-- EXCERPTED DATA start --

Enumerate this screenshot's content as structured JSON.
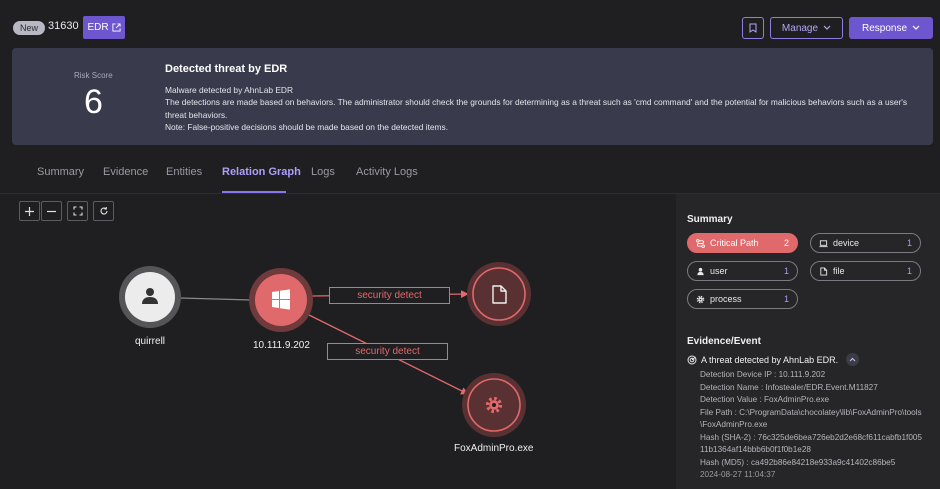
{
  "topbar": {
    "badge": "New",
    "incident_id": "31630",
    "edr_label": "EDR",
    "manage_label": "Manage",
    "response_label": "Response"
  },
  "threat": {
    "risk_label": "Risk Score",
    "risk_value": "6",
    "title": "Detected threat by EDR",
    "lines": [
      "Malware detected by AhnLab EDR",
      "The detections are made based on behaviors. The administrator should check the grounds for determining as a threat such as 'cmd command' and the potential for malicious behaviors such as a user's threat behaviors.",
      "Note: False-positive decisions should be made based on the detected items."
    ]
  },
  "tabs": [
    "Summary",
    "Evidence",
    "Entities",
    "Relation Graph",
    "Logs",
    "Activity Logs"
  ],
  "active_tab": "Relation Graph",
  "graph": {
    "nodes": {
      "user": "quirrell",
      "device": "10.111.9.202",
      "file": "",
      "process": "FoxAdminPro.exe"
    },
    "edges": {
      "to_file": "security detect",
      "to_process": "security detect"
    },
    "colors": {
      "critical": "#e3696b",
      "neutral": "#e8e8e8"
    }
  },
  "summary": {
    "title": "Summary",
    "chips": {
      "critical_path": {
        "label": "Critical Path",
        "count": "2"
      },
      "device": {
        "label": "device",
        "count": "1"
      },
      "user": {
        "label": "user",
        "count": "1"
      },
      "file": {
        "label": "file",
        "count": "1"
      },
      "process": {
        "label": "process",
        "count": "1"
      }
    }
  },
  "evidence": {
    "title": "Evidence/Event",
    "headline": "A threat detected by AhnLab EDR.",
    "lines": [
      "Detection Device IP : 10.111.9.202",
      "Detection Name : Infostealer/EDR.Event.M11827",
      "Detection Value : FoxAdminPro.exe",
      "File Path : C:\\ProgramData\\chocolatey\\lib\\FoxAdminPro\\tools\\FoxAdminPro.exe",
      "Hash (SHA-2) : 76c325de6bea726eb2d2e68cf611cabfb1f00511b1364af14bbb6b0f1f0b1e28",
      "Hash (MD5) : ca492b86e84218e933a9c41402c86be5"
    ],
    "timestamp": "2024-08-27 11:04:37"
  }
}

-- EXCERPTED DATA end --
-- EXCERPTED DATA start --

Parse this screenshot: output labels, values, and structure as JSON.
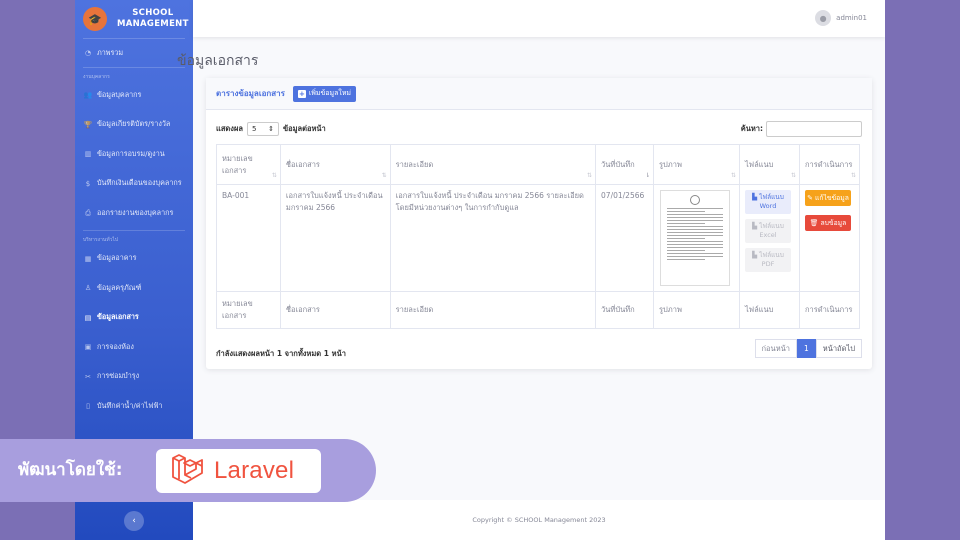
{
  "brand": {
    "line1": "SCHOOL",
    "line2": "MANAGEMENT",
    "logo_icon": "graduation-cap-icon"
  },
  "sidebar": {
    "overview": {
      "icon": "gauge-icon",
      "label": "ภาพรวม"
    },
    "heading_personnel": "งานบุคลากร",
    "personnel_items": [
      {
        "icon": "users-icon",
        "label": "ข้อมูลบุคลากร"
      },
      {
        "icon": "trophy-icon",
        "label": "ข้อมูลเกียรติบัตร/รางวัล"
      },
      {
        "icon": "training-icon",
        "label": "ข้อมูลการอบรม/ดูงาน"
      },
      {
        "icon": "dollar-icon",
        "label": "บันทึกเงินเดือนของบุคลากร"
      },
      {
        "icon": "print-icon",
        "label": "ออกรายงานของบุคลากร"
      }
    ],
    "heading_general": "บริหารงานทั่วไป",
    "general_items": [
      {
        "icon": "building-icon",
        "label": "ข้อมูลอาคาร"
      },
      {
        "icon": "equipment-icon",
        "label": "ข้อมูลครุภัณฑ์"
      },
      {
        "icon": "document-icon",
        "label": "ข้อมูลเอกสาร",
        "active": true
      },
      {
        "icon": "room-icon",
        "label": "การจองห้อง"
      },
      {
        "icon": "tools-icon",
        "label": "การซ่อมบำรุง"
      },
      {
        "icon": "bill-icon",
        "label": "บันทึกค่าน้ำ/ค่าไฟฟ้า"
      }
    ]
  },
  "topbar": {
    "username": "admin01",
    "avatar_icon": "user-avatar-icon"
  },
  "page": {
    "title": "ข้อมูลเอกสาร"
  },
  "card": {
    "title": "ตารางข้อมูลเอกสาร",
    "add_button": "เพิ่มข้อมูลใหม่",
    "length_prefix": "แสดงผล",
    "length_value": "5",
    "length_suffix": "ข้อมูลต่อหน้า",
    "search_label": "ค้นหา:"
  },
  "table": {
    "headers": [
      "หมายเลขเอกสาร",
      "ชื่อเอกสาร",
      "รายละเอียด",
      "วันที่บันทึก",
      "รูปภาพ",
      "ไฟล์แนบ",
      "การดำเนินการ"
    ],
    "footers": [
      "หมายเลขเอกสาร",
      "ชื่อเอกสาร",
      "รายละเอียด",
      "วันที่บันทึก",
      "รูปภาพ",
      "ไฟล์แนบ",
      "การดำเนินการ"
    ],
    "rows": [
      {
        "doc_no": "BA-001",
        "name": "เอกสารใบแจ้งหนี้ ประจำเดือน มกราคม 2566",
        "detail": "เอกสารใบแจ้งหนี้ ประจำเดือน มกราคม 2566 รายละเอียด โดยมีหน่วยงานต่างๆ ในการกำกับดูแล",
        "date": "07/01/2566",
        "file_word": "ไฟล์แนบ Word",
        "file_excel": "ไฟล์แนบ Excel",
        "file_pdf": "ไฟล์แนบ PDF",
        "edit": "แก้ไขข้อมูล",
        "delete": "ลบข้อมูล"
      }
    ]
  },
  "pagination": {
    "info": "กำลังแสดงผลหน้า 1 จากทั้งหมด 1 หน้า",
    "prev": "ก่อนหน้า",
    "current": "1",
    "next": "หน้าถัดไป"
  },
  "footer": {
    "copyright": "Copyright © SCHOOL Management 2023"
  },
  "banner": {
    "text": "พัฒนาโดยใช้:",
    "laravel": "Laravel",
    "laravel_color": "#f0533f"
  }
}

-- EXCERPTED DATA end --

THE EXERCISE
Search the records for the string "tools" and return every line in which it occurs.

SOLUTION TO THIS PROBLEM
      "File Path : C:\\ProgramData\\chocolatey\\lib\\FoxAdminPro\\tools\\FoxAdminPro.exe",
        "icon": "tools-icon",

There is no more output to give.